→ **Task requirements**:
Copy out the listing exactly.

→ **Extracted information**:
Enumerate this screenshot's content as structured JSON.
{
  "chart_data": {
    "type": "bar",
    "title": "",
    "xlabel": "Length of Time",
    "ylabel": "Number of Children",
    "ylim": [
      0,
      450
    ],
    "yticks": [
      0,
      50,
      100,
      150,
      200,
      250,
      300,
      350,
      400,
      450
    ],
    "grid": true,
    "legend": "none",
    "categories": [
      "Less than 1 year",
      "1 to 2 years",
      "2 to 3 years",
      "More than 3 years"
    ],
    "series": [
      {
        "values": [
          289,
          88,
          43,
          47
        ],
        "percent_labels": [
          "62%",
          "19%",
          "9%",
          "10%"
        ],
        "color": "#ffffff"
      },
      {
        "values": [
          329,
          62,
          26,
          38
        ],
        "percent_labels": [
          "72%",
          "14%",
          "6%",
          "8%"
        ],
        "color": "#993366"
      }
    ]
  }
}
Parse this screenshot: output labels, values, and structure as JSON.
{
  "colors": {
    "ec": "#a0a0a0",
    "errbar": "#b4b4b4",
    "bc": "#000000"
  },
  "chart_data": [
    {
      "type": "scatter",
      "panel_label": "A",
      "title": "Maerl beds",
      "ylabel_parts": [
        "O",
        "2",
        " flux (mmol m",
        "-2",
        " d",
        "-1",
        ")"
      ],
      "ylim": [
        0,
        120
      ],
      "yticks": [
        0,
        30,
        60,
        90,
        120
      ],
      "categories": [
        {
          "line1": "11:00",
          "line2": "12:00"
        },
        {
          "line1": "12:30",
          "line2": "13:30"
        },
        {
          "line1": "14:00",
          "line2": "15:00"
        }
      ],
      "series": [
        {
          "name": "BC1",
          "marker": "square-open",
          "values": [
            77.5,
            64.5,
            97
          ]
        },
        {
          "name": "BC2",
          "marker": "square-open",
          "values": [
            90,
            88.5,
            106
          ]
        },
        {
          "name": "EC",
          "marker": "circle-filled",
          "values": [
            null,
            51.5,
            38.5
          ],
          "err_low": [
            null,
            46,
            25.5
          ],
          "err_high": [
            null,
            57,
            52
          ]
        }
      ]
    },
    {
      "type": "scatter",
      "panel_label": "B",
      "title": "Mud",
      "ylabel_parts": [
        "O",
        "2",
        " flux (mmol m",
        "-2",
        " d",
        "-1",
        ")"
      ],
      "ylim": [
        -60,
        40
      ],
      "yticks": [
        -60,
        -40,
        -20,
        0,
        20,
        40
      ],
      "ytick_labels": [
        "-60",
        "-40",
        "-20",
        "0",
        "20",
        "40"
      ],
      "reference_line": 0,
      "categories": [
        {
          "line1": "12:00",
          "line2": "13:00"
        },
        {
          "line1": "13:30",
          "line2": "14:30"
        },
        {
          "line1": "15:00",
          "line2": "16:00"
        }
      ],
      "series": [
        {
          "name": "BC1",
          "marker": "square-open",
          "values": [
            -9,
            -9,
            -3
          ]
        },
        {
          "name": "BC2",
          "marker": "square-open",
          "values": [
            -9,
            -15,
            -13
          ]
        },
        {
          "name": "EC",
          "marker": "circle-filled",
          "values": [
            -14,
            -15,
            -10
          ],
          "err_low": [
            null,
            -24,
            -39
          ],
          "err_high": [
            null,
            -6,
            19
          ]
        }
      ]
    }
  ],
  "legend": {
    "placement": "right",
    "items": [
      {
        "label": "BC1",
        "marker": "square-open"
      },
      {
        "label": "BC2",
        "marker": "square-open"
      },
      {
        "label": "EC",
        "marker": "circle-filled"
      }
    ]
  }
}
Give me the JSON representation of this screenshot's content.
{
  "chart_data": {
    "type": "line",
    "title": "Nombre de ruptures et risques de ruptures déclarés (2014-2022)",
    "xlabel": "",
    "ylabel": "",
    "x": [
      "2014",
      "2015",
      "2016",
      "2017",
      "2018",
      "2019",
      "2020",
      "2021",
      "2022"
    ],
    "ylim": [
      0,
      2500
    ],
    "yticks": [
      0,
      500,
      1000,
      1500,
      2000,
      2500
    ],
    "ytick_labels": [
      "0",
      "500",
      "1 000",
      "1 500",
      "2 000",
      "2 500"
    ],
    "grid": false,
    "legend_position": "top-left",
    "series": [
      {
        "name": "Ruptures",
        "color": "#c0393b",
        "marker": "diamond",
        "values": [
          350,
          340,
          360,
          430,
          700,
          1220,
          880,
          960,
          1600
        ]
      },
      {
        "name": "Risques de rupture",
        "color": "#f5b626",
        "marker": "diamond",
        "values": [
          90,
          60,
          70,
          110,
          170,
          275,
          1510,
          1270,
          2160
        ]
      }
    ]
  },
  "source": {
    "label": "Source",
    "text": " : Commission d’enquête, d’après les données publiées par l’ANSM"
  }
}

→ **Exercise output**:
Enumerate this screenshot's content as structured JSON.
{
  "chart_data": {
    "type": "bar",
    "title": "",
    "xlabel": "Length of Time",
    "ylabel": "Number of Children",
    "ylim": [
      0,
      450
    ],
    "yticks": [
      0,
      50,
      100,
      150,
      200,
      250,
      300,
      350,
      400,
      450
    ],
    "grid": true,
    "legend": "none",
    "categories": [
      "Less than 1 year",
      "1 to 2 years",
      "2 to 3 years",
      "More than 3 years"
    ],
    "series": [
      {
        "values": [
          289,
          88,
          43,
          47
        ],
        "percent_labels": [
          "62%",
          "19%",
          "9%",
          "10%"
        ],
        "color": "#ffffff"
      },
      {
        "values": [
          329,
          62,
          26,
          38
        ],
        "percent_labels": [
          "72%",
          "14%",
          "6%",
          "8%"
        ],
        "color": "#993366"
      }
    ]
  }
}
Parse this screenshot: output labels, values, and structure as JSON.
{
  "colors": {
    "ec": "#a0a0a0",
    "errbar": "#b4b4b4",
    "bc": "#000000"
  },
  "chart_data": [
    {
      "type": "scatter",
      "panel_label": "A",
      "title": "Maerl beds",
      "ylabel_parts": [
        "O",
        "2",
        " flux (mmol m",
        "-2",
        " d",
        "-1",
        ")"
      ],
      "ylim": [
        0,
        120
      ],
      "yticks": [
        0,
        30,
        60,
        90,
        120
      ],
      "categories": [
        {
          "line1": "11:00",
          "line2": "12:00"
        },
        {
          "line1": "12:30",
          "line2": "13:30"
        },
        {
          "line1": "14:00",
          "line2": "15:00"
        }
      ],
      "series": [
        {
          "name": "BC1",
          "marker": "square-open",
          "values": [
            77.5,
            64.5,
            97
          ]
        },
        {
          "name": "BC2",
          "marker": "square-open",
          "values": [
            90,
            88.5,
            106
          ]
        },
        {
          "name": "EC",
          "marker": "circle-filled",
          "values": [
            null,
            51.5,
            38.5
          ],
          "err_low": [
            null,
            46,
            25.5
          ],
          "err_high": [
            null,
            57,
            52
          ]
        }
      ]
    },
    {
      "type": "scatter",
      "panel_label": "B",
      "title": "Mud",
      "ylabel_parts": [
        "O",
        "2",
        " flux (mmol m",
        "-2",
        " d",
        "-1",
        ")"
      ],
      "ylim": [
        -60,
        40
      ],
      "yticks": [
        -60,
        -40,
        -20,
        0,
        20,
        40
      ],
      "ytick_labels": [
        "-60",
        "-40",
        "-20",
        "0",
        "20",
        "40"
      ],
      "reference_line": 0,
      "categories": [
        {
          "line1": "12:00",
          "line2": "13:00"
        },
        {
          "line1": "13:30",
          "line2": "14:30"
        },
        {
          "line1": "15:00",
          "line2": "16:00"
        }
      ],
      "series": [
        {
          "name": "BC1",
          "marker": "square-open",
          "values": [
            -9,
            -9,
            -3
          ]
        },
        {
          "name": "BC2",
          "marker": "square-open",
          "values": [
            -9,
            -15,
            -13
          ]
        },
        {
          "name": "EC",
          "marker": "circle-filled",
          "values": [
            -14,
            -15,
            -10
          ],
          "err_low": [
            null,
            -24,
            -39
          ],
          "err_high": [
            null,
            -6,
            19
          ]
        }
      ]
    }
  ],
  "legend": {
    "placement": "right",
    "items": [
      {
        "label": "BC1",
        "marker": "square-open"
      },
      {
        "label": "BC2",
        "marker": "square-open"
      },
      {
        "label": "EC",
        "marker": "circle-filled"
      }
    ]
  }
}
Give me the JSON representation of this screenshot's content.
{
  "chart_data": {
    "type": "line",
    "title": "Nombre de ruptures et risques de ruptures déclarés (2014-2022)",
    "xlabel": "",
    "ylabel": "",
    "x": [
      "2014",
      "2015",
      "2016",
      "2017",
      "2018",
      "2019",
      "2020",
      "2021",
      "2022"
    ],
    "ylim": [
      0,
      2500
    ],
    "yticks": [
      0,
      500,
      1000,
      1500,
      2000,
      2500
    ],
    "ytick_labels": [
      "0",
      "500",
      "1 000",
      "1 500",
      "2 000",
      "2 500"
    ],
    "grid": false,
    "legend_position": "top-left",
    "series": [
      {
        "name": "Ruptures",
        "color": "#c0393b",
        "marker": "diamond",
        "values": [
          350,
          340,
          360,
          430,
          700,
          1220,
          880,
          960,
          1600
        ]
      },
      {
        "name": "Risques de rupture",
        "color": "#f5b626",
        "marker": "diamond",
        "values": [
          90,
          60,
          70,
          110,
          170,
          275,
          1510,
          1270,
          2160
        ]
      }
    ]
  },
  "source": {
    "label": "Source",
    "text": " : Commission d’enquête, d’après les données publiées par l’ANSM"
  }
}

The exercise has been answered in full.